→ Exercise requirements
Each entry below must be repeated exactly, with pictures left out.
-- Start Data section --
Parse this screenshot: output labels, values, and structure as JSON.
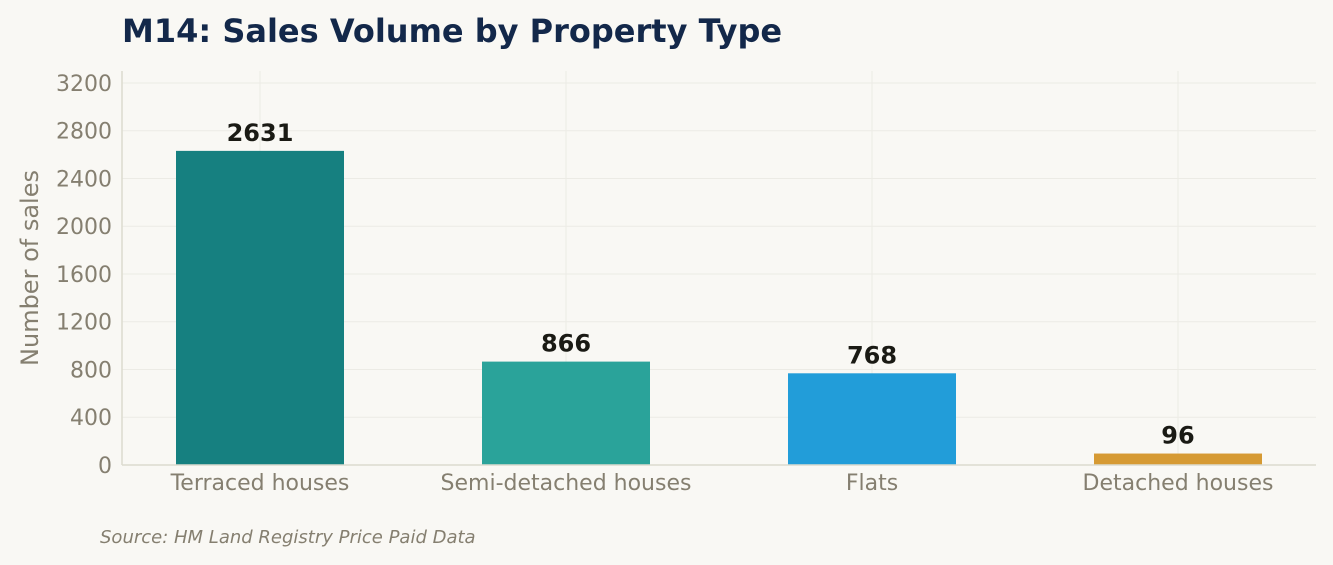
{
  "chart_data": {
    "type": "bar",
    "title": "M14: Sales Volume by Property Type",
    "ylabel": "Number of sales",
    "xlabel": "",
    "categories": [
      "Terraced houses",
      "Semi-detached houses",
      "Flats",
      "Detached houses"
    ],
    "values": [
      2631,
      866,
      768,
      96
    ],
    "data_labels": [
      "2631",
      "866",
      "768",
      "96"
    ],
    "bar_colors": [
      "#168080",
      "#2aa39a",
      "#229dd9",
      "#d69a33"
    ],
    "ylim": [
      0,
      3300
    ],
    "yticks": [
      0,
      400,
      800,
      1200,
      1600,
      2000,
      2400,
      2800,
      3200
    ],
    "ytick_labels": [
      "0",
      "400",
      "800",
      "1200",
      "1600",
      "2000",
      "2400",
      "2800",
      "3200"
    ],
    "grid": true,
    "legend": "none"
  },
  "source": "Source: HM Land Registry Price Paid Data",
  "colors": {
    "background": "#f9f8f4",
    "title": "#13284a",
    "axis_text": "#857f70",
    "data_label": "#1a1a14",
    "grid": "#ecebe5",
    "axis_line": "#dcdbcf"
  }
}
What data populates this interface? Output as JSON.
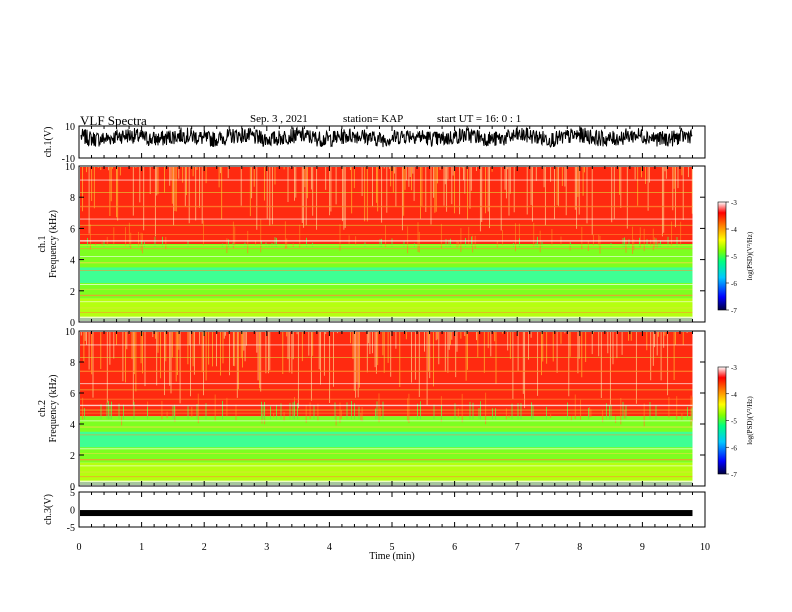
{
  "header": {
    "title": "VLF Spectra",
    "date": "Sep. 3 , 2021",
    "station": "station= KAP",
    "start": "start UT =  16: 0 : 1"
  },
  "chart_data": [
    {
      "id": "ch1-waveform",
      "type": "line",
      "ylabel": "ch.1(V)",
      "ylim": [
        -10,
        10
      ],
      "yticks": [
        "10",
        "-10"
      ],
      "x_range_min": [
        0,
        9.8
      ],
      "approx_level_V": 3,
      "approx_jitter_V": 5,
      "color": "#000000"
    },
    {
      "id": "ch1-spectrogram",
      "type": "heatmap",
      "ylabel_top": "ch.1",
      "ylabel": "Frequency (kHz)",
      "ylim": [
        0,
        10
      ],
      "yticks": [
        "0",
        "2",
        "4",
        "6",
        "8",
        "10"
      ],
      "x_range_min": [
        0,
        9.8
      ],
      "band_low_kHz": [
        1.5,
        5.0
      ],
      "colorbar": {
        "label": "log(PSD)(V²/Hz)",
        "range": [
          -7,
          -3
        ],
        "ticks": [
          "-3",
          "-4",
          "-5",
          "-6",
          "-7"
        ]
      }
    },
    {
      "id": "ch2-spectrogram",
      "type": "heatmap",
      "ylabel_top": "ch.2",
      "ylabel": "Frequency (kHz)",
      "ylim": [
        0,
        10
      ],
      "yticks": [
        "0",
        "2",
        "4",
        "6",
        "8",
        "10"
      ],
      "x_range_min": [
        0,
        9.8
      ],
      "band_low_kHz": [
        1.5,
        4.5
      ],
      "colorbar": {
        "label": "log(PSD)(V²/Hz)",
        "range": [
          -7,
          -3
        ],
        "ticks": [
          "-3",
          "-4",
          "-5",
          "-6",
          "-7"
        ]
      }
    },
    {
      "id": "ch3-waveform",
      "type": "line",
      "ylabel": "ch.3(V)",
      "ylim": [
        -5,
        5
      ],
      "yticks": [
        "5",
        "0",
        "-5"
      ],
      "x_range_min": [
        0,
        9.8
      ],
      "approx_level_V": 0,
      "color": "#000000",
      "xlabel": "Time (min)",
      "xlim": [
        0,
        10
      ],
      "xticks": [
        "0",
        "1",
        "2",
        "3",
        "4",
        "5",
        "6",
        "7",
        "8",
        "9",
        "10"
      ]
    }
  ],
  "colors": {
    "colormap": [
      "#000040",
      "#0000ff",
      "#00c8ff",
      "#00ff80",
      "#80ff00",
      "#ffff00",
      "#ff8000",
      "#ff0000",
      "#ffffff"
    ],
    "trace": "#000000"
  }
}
-- End Data section --
→ Worked answer
Parse this screenshot: output labels, values, and structure as JSON.
{
  "chart_data": {
    "type": "bar",
    "title": "M14: Sales Volume by Property Type",
    "ylabel": "Number of sales",
    "xlabel": "",
    "categories": [
      "Terraced houses",
      "Semi-detached houses",
      "Flats",
      "Detached houses"
    ],
    "values": [
      2631,
      866,
      768,
      96
    ],
    "data_labels": [
      "2631",
      "866",
      "768",
      "96"
    ],
    "bar_colors": [
      "#168080",
      "#2aa39a",
      "#229dd9",
      "#d69a33"
    ],
    "ylim": [
      0,
      3300
    ],
    "yticks": [
      0,
      400,
      800,
      1200,
      1600,
      2000,
      2400,
      2800,
      3200
    ],
    "ytick_labels": [
      "0",
      "400",
      "800",
      "1200",
      "1600",
      "2000",
      "2400",
      "2800",
      "3200"
    ],
    "grid": true,
    "legend": "none"
  },
  "source": "Source: HM Land Registry Price Paid Data",
  "colors": {
    "background": "#f9f8f4",
    "title": "#13284a",
    "axis_text": "#857f70",
    "data_label": "#1a1a14",
    "grid": "#ecebe5",
    "axis_line": "#dcdbcf"
  }
}
What data populates this interface? Output as JSON.
{
  "header": {
    "title": "VLF Spectra",
    "date": "Sep. 3 , 2021",
    "station": "station= KAP",
    "start": "start UT =  16: 0 : 1"
  },
  "chart_data": [
    {
      "id": "ch1-waveform",
      "type": "line",
      "ylabel": "ch.1(V)",
      "ylim": [
        -10,
        10
      ],
      "yticks": [
        "10",
        "-10"
      ],
      "x_range_min": [
        0,
        9.8
      ],
      "approx_level_V": 3,
      "approx_jitter_V": 5,
      "color": "#000000"
    },
    {
      "id": "ch1-spectrogram",
      "type": "heatmap",
      "ylabel_top": "ch.1",
      "ylabel": "Frequency (kHz)",
      "ylim": [
        0,
        10
      ],
      "yticks": [
        "0",
        "2",
        "4",
        "6",
        "8",
        "10"
      ],
      "x_range_min": [
        0,
        9.8
      ],
      "band_low_kHz": [
        1.5,
        5.0
      ],
      "colorbar": {
        "label": "log(PSD)(V²/Hz)",
        "range": [
          -7,
          -3
        ],
        "ticks": [
          "-3",
          "-4",
          "-5",
          "-6",
          "-7"
        ]
      }
    },
    {
      "id": "ch2-spectrogram",
      "type": "heatmap",
      "ylabel_top": "ch.2",
      "ylabel": "Frequency (kHz)",
      "ylim": [
        0,
        10
      ],
      "yticks": [
        "0",
        "2",
        "4",
        "6",
        "8",
        "10"
      ],
      "x_range_min": [
        0,
        9.8
      ],
      "band_low_kHz": [
        1.5,
        4.5
      ],
      "colorbar": {
        "label": "log(PSD)(V²/Hz)",
        "range": [
          -7,
          -3
        ],
        "ticks": [
          "-3",
          "-4",
          "-5",
          "-6",
          "-7"
        ]
      }
    },
    {
      "id": "ch3-waveform",
      "type": "line",
      "ylabel": "ch.3(V)",
      "ylim": [
        -5,
        5
      ],
      "yticks": [
        "5",
        "0",
        "-5"
      ],
      "x_range_min": [
        0,
        9.8
      ],
      "approx_level_V": 0,
      "color": "#000000",
      "xlabel": "Time (min)",
      "xlim": [
        0,
        10
      ],
      "xticks": [
        "0",
        "1",
        "2",
        "3",
        "4",
        "5",
        "6",
        "7",
        "8",
        "9",
        "10"
      ]
    }
  ],
  "colors": {
    "colormap": [
      "#000040",
      "#0000ff",
      "#00c8ff",
      "#00ff80",
      "#80ff00",
      "#ffff00",
      "#ff8000",
      "#ff0000",
      "#ffffff"
    ],
    "trace": "#000000"
  }
}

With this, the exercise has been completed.